====== Information supplied ======

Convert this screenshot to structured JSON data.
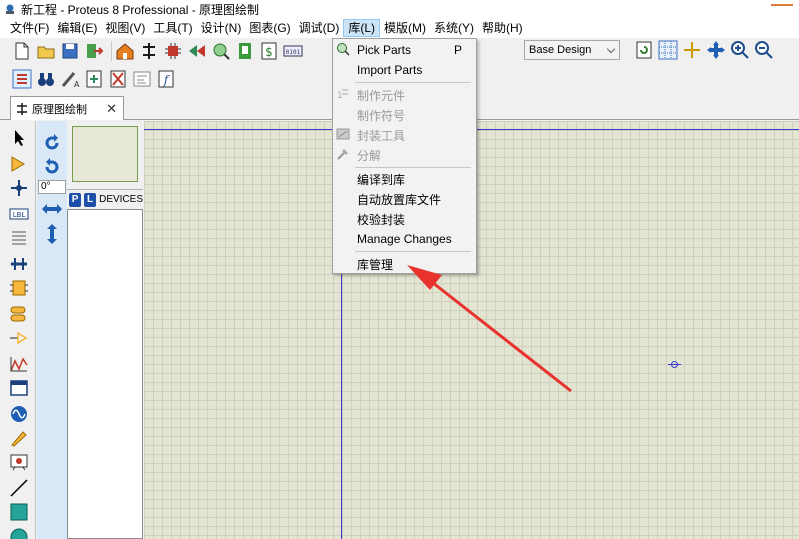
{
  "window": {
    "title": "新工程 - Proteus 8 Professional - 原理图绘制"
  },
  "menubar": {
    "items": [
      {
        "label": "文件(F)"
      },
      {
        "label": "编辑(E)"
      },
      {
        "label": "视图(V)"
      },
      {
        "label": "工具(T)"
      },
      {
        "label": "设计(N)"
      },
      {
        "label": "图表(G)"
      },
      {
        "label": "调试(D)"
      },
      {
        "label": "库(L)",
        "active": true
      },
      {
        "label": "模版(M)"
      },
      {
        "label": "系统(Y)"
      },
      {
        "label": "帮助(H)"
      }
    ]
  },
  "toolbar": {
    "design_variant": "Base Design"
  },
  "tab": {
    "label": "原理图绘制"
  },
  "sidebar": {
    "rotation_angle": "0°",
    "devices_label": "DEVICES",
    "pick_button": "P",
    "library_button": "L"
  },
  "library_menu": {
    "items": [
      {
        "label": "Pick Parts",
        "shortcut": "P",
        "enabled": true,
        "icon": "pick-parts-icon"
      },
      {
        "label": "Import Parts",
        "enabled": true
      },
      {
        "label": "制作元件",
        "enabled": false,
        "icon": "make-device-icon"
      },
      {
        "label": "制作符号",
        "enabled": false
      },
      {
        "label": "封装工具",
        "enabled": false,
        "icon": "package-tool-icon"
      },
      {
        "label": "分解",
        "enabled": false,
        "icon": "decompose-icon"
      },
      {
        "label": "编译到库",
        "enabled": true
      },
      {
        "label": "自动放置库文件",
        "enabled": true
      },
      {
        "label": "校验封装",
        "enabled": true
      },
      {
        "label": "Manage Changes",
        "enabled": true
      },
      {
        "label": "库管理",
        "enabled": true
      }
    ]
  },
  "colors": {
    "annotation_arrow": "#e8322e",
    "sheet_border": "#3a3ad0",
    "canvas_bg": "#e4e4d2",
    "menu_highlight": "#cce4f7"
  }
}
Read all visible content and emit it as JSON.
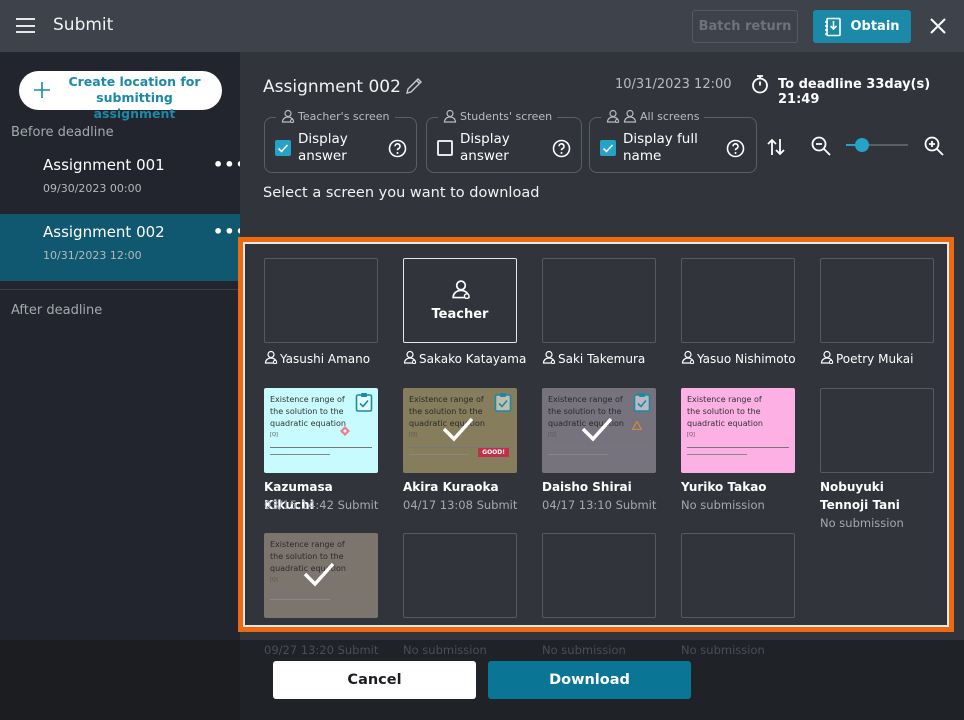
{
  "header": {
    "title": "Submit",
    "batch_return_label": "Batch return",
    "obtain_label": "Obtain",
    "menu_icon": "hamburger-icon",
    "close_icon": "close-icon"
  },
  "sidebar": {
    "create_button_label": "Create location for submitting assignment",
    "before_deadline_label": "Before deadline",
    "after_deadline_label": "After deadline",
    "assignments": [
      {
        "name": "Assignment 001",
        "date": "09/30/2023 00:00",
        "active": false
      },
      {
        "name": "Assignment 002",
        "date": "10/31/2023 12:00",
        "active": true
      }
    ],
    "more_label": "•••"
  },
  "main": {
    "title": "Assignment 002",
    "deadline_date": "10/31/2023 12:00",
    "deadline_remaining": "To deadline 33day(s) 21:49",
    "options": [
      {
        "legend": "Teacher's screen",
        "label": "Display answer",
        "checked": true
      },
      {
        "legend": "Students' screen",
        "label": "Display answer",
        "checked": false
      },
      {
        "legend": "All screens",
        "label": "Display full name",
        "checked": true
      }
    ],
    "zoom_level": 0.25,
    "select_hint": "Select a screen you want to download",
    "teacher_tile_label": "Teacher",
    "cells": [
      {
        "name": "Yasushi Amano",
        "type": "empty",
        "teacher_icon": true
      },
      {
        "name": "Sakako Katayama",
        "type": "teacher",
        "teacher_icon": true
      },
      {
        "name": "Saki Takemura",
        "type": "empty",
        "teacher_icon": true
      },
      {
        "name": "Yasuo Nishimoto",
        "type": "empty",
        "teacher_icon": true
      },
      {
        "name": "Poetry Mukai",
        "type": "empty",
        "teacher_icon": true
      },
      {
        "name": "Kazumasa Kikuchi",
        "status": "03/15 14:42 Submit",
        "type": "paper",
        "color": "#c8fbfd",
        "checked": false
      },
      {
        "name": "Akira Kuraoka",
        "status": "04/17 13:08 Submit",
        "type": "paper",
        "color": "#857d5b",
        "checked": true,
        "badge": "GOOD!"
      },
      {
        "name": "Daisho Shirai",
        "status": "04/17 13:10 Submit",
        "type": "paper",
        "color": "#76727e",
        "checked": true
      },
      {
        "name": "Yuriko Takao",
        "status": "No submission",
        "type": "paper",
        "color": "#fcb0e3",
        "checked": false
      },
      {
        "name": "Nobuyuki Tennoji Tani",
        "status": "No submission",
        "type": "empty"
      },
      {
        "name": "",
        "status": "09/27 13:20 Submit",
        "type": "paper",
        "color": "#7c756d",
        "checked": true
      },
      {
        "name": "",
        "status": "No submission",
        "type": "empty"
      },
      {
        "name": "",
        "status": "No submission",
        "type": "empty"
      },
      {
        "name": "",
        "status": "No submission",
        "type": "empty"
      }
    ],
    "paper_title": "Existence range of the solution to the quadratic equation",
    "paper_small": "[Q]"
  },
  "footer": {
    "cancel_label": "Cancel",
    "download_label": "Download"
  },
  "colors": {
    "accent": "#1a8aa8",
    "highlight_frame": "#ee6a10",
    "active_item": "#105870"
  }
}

======

• Do this:
Print each entry shown above with exact wording and no pictures.

• Response for this exercise:
Convert this screenshot to structured JSON data.
{
  "window": {
    "title": "新工程 - Proteus 8 Professional - 原理图绘制"
  },
  "menubar": {
    "items": [
      {
        "label": "文件(F)"
      },
      {
        "label": "编辑(E)"
      },
      {
        "label": "视图(V)"
      },
      {
        "label": "工具(T)"
      },
      {
        "label": "设计(N)"
      },
      {
        "label": "图表(G)"
      },
      {
        "label": "调试(D)"
      },
      {
        "label": "库(L)",
        "active": true
      },
      {
        "label": "模版(M)"
      },
      {
        "label": "系统(Y)"
      },
      {
        "label": "帮助(H)"
      }
    ]
  },
  "toolbar": {
    "design_variant": "Base Design"
  },
  "tab": {
    "label": "原理图绘制"
  },
  "sidebar": {
    "rotation_angle": "0°",
    "devices_label": "DEVICES",
    "pick_button": "P",
    "library_button": "L"
  },
  "library_menu": {
    "items": [
      {
        "label": "Pick Parts",
        "shortcut": "P",
        "enabled": true,
        "icon": "pick-parts-icon"
      },
      {
        "label": "Import Parts",
        "enabled": true
      },
      {
        "label": "制作元件",
        "enabled": false,
        "icon": "make-device-icon"
      },
      {
        "label": "制作符号",
        "enabled": false
      },
      {
        "label": "封装工具",
        "enabled": false,
        "icon": "package-tool-icon"
      },
      {
        "label": "分解",
        "enabled": false,
        "icon": "decompose-icon"
      },
      {
        "label": "编译到库",
        "enabled": true
      },
      {
        "label": "自动放置库文件",
        "enabled": true
      },
      {
        "label": "校验封装",
        "enabled": true
      },
      {
        "label": "Manage Changes",
        "enabled": true
      },
      {
        "label": "库管理",
        "enabled": true
      }
    ]
  },
  "colors": {
    "annotation_arrow": "#e8322e",
    "sheet_border": "#3a3ad0",
    "canvas_bg": "#e4e4d2",
    "menu_highlight": "#cce4f7"
  }
}
Read all visible content and emit it as JSON.
{
  "header": {
    "title": "Submit",
    "batch_return_label": "Batch return",
    "obtain_label": "Obtain",
    "menu_icon": "hamburger-icon",
    "close_icon": "close-icon"
  },
  "sidebar": {
    "create_button_label": "Create location for submitting assignment",
    "before_deadline_label": "Before deadline",
    "after_deadline_label": "After deadline",
    "assignments": [
      {
        "name": "Assignment 001",
        "date": "09/30/2023 00:00",
        "active": false
      },
      {
        "name": "Assignment 002",
        "date": "10/31/2023 12:00",
        "active": true
      }
    ],
    "more_label": "•••"
  },
  "main": {
    "title": "Assignment 002",
    "deadline_date": "10/31/2023 12:00",
    "deadline_remaining": "To deadline 33day(s) 21:49",
    "options": [
      {
        "legend": "Teacher's screen",
        "label": "Display answer",
        "checked": true
      },
      {
        "legend": "Students' screen",
        "label": "Display answer",
        "checked": false
      },
      {
        "legend": "All screens",
        "label": "Display full name",
        "checked": true
      }
    ],
    "zoom_level": 0.25,
    "select_hint": "Select a screen you want to download",
    "teacher_tile_label": "Teacher",
    "cells": [
      {
        "name": "Yasushi Amano",
        "type": "empty",
        "teacher_icon": true
      },
      {
        "name": "Sakako Katayama",
        "type": "teacher",
        "teacher_icon": true
      },
      {
        "name": "Saki Takemura",
        "type": "empty",
        "teacher_icon": true
      },
      {
        "name": "Yasuo Nishimoto",
        "type": "empty",
        "teacher_icon": true
      },
      {
        "name": "Poetry Mukai",
        "type": "empty",
        "teacher_icon": true
      },
      {
        "name": "Kazumasa Kikuchi",
        "status": "03/15 14:42 Submit",
        "type": "paper",
        "color": "#c8fbfd",
        "checked": false
      },
      {
        "name": "Akira Kuraoka",
        "status": "04/17 13:08 Submit",
        "type": "paper",
        "color": "#857d5b",
        "checked": true,
        "badge": "GOOD!"
      },
      {
        "name": "Daisho Shirai",
        "status": "04/17 13:10 Submit",
        "type": "paper",
        "color": "#76727e",
        "checked": true
      },
      {
        "name": "Yuriko Takao",
        "status": "No submission",
        "type": "paper",
        "color": "#fcb0e3",
        "checked": false
      },
      {
        "name": "Nobuyuki Tennoji Tani",
        "status": "No submission",
        "type": "empty"
      },
      {
        "name": "",
        "status": "09/27 13:20 Submit",
        "type": "paper",
        "color": "#7c756d",
        "checked": true
      },
      {
        "name": "",
        "status": "No submission",
        "type": "empty"
      },
      {
        "name": "",
        "status": "No submission",
        "type": "empty"
      },
      {
        "name": "",
        "status": "No submission",
        "type": "empty"
      }
    ],
    "paper_title": "Existence range of the solution to the quadratic equation",
    "paper_small": "[Q]"
  },
  "footer": {
    "cancel_label": "Cancel",
    "download_label": "Download"
  },
  "colors": {
    "accent": "#1a8aa8",
    "highlight_frame": "#ee6a10",
    "active_item": "#105870"
  }
}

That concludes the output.